We evaluated outcome of all CML patients treated in the Central and Northern Moravia region with IFN-α alone or in combination with cytosine arabinoside (Ara-C) or hydroxyurea with special attention to achievement of BCR-ABL negativity (CMR) assessed by nested reverse transcriptase–polymerase chain reaction (RT-PCR).
All consecutive patients with chronic phase CML diagnosed and treated with IFN-α at the University Hospital Olomouc between 1989 and 2006 were included. Patients participating in clinical studies gave IFNormed consent approved by the local Ethics Committee. Diagnosis of CML was based on cytogenetic confirmation of the Ph chromosome and/or demonstration of the BCR-ABL1 fusion gene using nested RT-PCR or fluorescence in situ hybridization (FISH). Cytogenetic examinations were performed according to the standard procedure from bone marrow cells at the time of starting IFN-α therapy and then once every 6 months or in cases of suspected progression. Molecular response was assessed by nested RT-PCR (van Dongen and others 1999) and from November 2004 also by real-time quantitative RT-PCR (Gabert and others 2003). Sensitivity of the nested RT-PCR method was 10−5. Responses to treatment were evaluated according to European LeukemiaNet criteria (Baccarani and others 2009). Mann–Whitney test and log rank test were used for statistical analysis. Probability of overall survival was calculated according to the method of Kaplan and Meier (1958).
++++++++
PROBLEMS TO WORK ON:
- A) Copy out the stretch of the CML treatment passage from "We evaluated outcome" through "chain reaction (RT-PCR).".
- B) Continue the CML treatment passage from where it stops.

(Document layout analysis material)
++++++++
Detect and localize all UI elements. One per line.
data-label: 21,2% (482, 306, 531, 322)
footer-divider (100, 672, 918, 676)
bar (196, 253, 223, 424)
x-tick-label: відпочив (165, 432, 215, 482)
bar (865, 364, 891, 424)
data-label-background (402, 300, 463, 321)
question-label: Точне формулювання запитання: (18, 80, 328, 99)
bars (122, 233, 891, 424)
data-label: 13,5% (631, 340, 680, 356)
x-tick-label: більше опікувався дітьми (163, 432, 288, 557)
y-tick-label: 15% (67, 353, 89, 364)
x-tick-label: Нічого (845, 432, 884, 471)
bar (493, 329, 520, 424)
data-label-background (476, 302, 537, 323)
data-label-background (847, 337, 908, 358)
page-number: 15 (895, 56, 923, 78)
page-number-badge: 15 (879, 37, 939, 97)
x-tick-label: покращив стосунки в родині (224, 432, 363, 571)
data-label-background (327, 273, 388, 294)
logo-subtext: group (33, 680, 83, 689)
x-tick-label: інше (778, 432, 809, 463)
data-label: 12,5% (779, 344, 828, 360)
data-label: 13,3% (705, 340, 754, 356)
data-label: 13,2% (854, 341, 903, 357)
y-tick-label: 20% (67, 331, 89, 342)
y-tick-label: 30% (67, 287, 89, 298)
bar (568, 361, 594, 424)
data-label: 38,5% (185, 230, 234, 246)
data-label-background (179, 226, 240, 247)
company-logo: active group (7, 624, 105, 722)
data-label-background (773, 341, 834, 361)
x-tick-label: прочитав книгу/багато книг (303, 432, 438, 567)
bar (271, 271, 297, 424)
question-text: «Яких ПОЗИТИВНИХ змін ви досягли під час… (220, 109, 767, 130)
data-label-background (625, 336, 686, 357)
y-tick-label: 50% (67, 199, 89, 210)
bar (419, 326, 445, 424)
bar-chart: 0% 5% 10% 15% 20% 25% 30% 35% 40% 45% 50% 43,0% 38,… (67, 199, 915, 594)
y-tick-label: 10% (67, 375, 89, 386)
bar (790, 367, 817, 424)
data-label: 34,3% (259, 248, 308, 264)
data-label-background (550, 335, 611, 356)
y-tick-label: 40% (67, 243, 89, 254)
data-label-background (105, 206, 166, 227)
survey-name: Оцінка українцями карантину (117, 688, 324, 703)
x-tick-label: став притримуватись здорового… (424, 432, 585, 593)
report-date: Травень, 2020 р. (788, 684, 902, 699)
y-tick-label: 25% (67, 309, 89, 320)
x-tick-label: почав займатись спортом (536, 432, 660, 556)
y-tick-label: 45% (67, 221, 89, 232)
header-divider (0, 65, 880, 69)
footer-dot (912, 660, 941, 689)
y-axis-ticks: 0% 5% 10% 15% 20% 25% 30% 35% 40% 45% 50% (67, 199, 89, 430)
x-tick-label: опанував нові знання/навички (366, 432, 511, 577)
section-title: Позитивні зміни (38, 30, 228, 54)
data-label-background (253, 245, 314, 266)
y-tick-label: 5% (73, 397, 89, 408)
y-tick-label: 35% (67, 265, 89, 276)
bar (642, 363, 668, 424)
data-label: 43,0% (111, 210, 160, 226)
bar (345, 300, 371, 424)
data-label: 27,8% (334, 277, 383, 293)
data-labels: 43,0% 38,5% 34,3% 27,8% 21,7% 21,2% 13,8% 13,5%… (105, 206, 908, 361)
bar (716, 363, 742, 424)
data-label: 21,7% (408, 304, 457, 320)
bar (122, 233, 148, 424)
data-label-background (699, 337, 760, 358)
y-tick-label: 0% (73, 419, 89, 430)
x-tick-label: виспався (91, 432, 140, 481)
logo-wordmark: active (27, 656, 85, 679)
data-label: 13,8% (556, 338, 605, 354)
++++++++
RESULTS FOR EACH TASK:
- A)
We evaluated outcome of all CML patients treated in the Central and Northern Moravia region with IFN-α alone or in combination with cytosine arabinoside (Ara-C) or hydroxyurea with special attention to achievement of BCR-ABL negativity (CMR) assessed by nested reverse transcriptase–polymerase chain reaction (RT-PCR).

- B)
Roferon (Roche, Basel, Switzerland) or Intron-A (Schering-Plough, Kenilworth, NJ) were used for the treatment. IFN-α was applied in a single daily subcutaneous injection. The initial dose of 1.5 or 3 MU was increased depending on the patient's tolerance to 9 or 10 MU daily. Inpatients who did not achieve complete hematologic response and in cases with WBC >5×109/L, hydroxyurea or Ara-C (10–20 mg s.c. or 40 mg p.o. daily) was added to achieve WBC=2–4×109/L. In cases with neutropenia (<1.0×109/L) or thrombocytopenia (<50×109/L), the dose of IFN-α was appropriately reduced.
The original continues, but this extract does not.